◆ Instructions for the task: Reproduce the listing below in its entirety. Change nothing.

◆ Extracted material:
* Start *
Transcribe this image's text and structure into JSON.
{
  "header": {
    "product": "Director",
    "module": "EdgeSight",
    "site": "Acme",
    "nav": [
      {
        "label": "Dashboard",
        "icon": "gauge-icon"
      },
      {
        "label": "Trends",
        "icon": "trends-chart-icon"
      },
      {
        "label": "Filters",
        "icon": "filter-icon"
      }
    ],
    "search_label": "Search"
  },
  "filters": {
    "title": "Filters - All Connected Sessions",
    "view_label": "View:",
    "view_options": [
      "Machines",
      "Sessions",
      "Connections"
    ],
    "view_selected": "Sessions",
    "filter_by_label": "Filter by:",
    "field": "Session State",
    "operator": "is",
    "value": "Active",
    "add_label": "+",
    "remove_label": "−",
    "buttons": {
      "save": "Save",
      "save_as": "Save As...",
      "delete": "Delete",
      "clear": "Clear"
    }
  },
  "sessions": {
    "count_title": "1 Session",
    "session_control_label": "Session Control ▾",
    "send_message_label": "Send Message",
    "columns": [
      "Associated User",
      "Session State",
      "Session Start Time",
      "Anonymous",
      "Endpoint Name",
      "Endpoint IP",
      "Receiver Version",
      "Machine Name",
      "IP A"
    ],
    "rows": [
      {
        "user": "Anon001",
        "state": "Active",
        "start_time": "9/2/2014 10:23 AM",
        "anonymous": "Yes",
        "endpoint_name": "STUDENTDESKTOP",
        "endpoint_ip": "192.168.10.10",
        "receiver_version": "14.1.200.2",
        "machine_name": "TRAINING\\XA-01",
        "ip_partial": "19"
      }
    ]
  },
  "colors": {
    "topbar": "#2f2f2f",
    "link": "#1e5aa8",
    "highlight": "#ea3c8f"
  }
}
* End *
◆ Output for this exercise:
Transcribe this image's text and structure into JSON.
{
  "header": {
    "product": "Director",
    "module": "EdgeSight",
    "site": "Acme",
    "nav": [
      {
        "label": "Dashboard",
        "icon": "gauge-icon"
      },
      {
        "label": "Trends",
        "icon": "trends-chart-icon"
      },
      {
        "label": "Filters",
        "icon": "filter-icon"
      }
    ],
    "search_label": "Search"
  },
  "filters": {
    "title": "Filters - All Connected Sessions",
    "view_label": "View:",
    "view_options": [
      "Machines",
      "Sessions",
      "Connections"
    ],
    "view_selected": "Sessions",
    "filter_by_label": "Filter by:",
    "field": "Session State",
    "operator": "is",
    "value": "Active",
    "add_label": "+",
    "remove_label": "−",
    "buttons": {
      "save": "Save",
      "save_as": "Save As...",
      "delete": "Delete",
      "clear": "Clear"
    }
  },
  "sessions": {
    "count_title": "1 Session",
    "session_control_label": "Session Control ▾",
    "send_message_label": "Send Message",
    "columns": [
      "Associated User",
      "Session State",
      "Session Start Time",
      "Anonymous",
      "Endpoint Name",
      "Endpoint IP",
      "Receiver Version",
      "Machine Name",
      "IP A"
    ],
    "rows": [
      {
        "user": "Anon001",
        "state": "Active",
        "start_time": "9/2/2014 10:23 AM",
        "anonymous": "Yes",
        "endpoint_name": "STUDENTDESKTOP",
        "endpoint_ip": "192.168.10.10",
        "receiver_version": "14.1.200.2",
        "machine_name": "TRAINING\\XA-01",
        "ip_partial": "19"
      }
    ]
  },
  "colors": {
    "topbar": "#2f2f2f",
    "link": "#1e5aa8",
    "highlight": "#ea3c8f"
  }
}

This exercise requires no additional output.